» **Given exercise**: Work out the number of lines containing "will". Give that number alone.

=== Supplied records ===

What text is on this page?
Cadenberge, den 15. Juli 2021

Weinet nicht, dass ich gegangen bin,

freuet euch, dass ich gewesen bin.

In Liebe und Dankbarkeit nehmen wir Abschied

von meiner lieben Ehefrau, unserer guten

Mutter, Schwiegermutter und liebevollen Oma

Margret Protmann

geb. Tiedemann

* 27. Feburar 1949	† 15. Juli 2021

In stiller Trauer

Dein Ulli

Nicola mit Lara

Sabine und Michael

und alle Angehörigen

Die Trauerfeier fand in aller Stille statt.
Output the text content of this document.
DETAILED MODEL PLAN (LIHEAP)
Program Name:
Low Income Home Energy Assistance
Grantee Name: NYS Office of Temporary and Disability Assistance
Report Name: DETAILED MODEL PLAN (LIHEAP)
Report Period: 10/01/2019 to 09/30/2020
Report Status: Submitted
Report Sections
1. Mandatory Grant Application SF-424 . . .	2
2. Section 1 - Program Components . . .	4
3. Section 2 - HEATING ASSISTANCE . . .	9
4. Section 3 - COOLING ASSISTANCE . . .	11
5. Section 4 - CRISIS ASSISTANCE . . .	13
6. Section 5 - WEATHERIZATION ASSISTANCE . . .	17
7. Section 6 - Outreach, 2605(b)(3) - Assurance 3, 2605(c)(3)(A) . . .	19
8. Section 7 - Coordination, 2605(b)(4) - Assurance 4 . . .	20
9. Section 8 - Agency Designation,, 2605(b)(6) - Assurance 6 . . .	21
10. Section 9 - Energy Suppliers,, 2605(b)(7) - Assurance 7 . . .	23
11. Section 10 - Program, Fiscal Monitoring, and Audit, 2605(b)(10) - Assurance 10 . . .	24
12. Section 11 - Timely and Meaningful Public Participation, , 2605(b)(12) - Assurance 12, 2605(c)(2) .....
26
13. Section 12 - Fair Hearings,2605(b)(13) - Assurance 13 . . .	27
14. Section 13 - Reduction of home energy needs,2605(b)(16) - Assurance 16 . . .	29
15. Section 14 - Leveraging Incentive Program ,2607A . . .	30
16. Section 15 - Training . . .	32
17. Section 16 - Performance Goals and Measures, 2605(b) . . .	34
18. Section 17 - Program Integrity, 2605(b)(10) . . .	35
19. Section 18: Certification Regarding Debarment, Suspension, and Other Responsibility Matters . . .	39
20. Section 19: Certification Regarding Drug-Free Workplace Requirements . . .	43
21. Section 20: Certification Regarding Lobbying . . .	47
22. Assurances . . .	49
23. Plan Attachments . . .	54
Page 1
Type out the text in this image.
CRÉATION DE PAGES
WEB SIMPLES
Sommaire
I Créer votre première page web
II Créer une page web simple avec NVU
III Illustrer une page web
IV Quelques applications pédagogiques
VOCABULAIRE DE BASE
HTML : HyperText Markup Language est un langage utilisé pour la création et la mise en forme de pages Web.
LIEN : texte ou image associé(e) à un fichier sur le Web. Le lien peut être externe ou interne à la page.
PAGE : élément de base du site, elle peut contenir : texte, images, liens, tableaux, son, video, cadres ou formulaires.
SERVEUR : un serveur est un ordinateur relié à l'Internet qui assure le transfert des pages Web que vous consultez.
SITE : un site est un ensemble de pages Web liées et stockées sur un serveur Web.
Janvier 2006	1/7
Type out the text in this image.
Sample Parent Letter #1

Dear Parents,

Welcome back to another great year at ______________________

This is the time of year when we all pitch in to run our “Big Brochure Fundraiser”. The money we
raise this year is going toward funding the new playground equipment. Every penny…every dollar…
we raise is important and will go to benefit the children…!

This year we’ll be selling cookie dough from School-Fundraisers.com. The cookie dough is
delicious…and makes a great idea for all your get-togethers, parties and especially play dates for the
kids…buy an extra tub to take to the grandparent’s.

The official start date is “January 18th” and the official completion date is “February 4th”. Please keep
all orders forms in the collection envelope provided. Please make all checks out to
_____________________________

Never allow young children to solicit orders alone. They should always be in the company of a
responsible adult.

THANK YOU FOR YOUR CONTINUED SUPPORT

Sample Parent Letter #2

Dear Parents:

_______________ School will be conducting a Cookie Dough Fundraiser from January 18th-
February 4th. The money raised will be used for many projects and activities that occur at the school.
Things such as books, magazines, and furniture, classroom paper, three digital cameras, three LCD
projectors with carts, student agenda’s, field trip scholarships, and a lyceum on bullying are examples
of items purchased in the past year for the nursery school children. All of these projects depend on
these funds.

===

» **Written solution**: 3